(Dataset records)

════

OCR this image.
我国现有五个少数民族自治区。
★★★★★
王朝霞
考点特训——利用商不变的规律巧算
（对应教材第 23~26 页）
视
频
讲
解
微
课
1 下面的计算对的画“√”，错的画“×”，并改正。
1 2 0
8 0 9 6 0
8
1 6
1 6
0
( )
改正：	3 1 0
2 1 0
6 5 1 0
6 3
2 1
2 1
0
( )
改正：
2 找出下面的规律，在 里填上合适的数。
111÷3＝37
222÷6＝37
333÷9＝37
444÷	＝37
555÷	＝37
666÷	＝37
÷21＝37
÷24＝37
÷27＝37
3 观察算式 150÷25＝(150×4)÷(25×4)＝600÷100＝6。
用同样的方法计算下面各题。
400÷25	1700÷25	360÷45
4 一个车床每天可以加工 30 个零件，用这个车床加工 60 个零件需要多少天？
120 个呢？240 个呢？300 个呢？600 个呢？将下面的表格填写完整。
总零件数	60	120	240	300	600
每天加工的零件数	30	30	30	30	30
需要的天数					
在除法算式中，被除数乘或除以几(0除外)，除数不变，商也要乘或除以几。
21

════

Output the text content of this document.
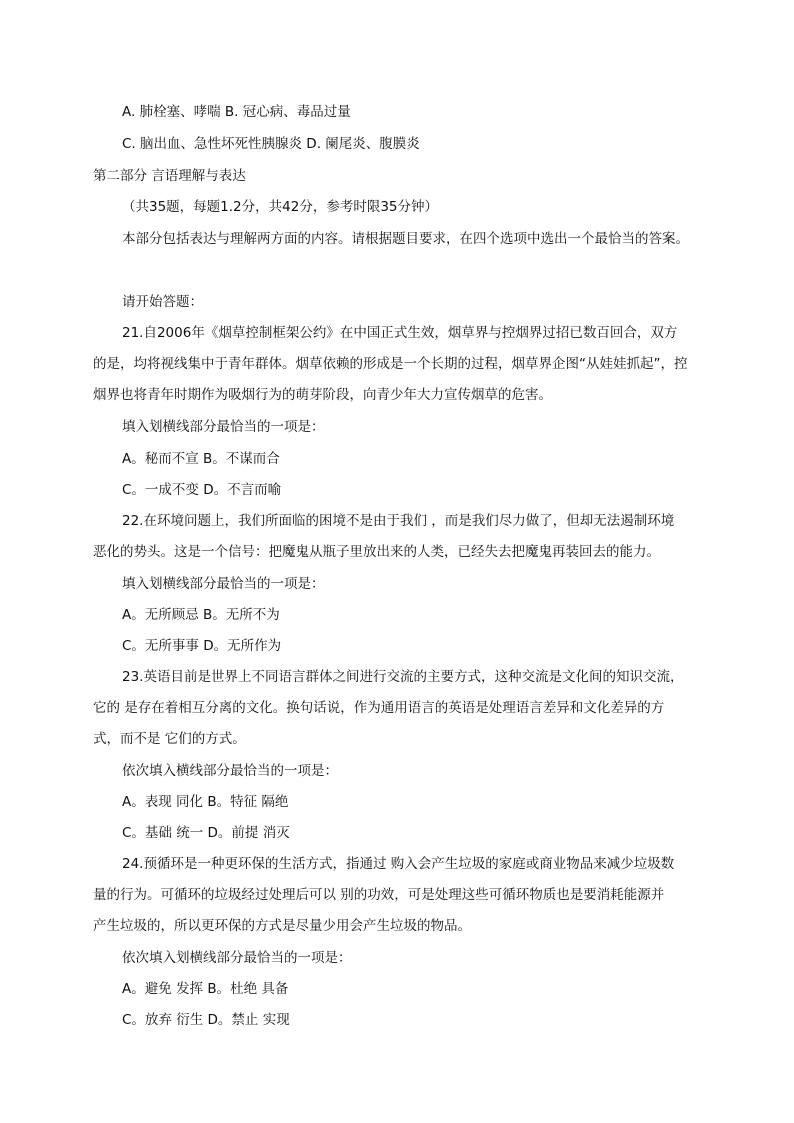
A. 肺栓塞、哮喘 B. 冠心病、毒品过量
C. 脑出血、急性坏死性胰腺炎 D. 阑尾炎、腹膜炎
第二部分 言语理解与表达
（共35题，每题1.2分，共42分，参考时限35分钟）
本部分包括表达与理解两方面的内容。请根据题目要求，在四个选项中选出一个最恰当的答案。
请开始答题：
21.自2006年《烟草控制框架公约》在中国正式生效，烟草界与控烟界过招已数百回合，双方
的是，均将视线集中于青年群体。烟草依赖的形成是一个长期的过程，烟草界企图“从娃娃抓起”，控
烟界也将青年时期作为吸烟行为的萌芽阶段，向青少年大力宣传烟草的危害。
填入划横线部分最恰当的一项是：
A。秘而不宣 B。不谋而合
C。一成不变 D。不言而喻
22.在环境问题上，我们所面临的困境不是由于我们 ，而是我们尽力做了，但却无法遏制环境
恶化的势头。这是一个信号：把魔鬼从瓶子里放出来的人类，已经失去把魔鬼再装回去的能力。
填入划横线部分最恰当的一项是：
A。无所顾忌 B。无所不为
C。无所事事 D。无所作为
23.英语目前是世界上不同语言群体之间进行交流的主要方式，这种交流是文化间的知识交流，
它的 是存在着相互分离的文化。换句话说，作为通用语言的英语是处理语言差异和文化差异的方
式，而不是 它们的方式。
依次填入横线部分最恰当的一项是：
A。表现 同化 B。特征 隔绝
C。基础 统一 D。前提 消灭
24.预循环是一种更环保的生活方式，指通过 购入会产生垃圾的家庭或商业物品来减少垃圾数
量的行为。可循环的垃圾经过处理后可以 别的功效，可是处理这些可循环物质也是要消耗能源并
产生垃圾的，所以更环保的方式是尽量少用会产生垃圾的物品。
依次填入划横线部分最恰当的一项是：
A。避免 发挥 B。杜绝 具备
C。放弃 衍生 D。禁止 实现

════

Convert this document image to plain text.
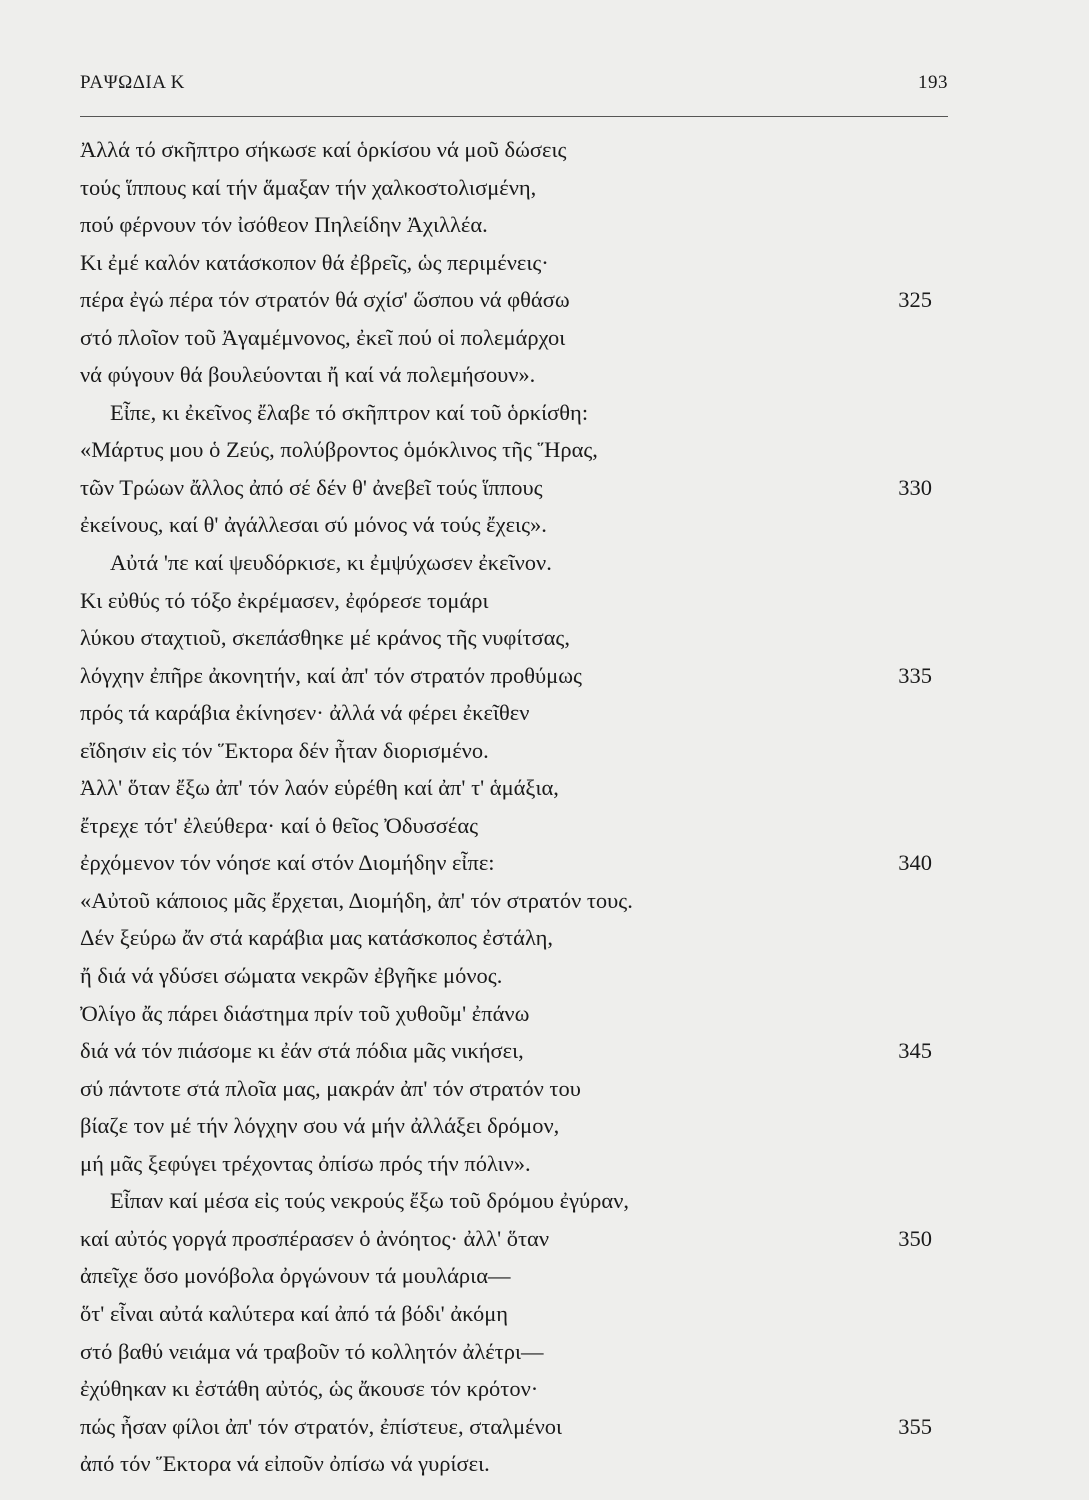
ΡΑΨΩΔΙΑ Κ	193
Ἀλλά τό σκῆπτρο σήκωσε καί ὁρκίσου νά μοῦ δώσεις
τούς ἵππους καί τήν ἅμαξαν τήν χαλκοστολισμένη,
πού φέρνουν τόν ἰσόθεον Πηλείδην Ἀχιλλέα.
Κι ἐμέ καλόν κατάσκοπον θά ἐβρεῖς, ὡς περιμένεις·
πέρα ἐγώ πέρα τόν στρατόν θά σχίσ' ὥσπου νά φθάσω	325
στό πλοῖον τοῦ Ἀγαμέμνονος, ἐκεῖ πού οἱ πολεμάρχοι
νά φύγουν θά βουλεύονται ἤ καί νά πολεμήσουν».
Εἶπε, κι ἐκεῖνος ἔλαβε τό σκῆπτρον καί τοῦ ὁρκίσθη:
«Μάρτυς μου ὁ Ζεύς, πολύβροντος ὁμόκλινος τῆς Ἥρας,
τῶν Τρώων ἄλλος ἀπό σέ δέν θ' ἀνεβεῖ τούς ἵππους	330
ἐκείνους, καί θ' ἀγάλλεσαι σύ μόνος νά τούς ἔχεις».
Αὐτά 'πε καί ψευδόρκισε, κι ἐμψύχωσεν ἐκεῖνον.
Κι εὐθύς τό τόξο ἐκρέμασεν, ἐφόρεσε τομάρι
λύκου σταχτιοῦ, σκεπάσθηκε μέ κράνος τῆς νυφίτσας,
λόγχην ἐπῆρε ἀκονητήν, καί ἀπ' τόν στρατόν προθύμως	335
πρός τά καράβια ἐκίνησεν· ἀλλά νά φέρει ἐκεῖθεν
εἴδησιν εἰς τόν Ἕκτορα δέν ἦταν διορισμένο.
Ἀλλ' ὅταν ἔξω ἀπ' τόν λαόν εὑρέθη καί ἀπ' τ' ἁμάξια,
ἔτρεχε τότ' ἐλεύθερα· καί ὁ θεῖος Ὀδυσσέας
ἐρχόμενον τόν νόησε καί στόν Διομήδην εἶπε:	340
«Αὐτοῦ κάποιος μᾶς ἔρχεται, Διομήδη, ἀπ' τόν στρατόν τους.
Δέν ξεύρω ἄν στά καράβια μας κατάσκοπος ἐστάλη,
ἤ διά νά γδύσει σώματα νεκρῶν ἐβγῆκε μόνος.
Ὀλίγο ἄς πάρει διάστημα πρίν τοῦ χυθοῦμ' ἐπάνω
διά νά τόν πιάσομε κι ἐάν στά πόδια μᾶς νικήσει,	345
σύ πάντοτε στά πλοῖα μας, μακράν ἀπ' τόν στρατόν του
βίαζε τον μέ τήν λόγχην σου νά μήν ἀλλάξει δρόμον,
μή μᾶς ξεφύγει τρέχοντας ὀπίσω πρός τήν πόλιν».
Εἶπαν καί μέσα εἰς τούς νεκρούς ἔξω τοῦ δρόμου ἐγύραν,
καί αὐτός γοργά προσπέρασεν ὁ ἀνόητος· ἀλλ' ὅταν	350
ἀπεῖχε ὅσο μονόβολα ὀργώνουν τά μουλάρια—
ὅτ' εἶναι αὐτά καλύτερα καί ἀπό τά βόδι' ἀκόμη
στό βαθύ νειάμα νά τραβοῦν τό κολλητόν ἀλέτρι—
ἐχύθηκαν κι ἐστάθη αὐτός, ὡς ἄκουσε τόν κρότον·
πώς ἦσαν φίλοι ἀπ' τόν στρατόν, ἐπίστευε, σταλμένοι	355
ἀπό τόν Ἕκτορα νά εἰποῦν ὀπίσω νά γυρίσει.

════

List the lines of the entries that include "πρός".

πρός τά καράβια ἐκίνησεν· ἀλλά νά φέρει ἐκεῖθεν
μή μᾶς ξεφύγει τρέχοντας ὀπίσω πρός τήν πόλιν».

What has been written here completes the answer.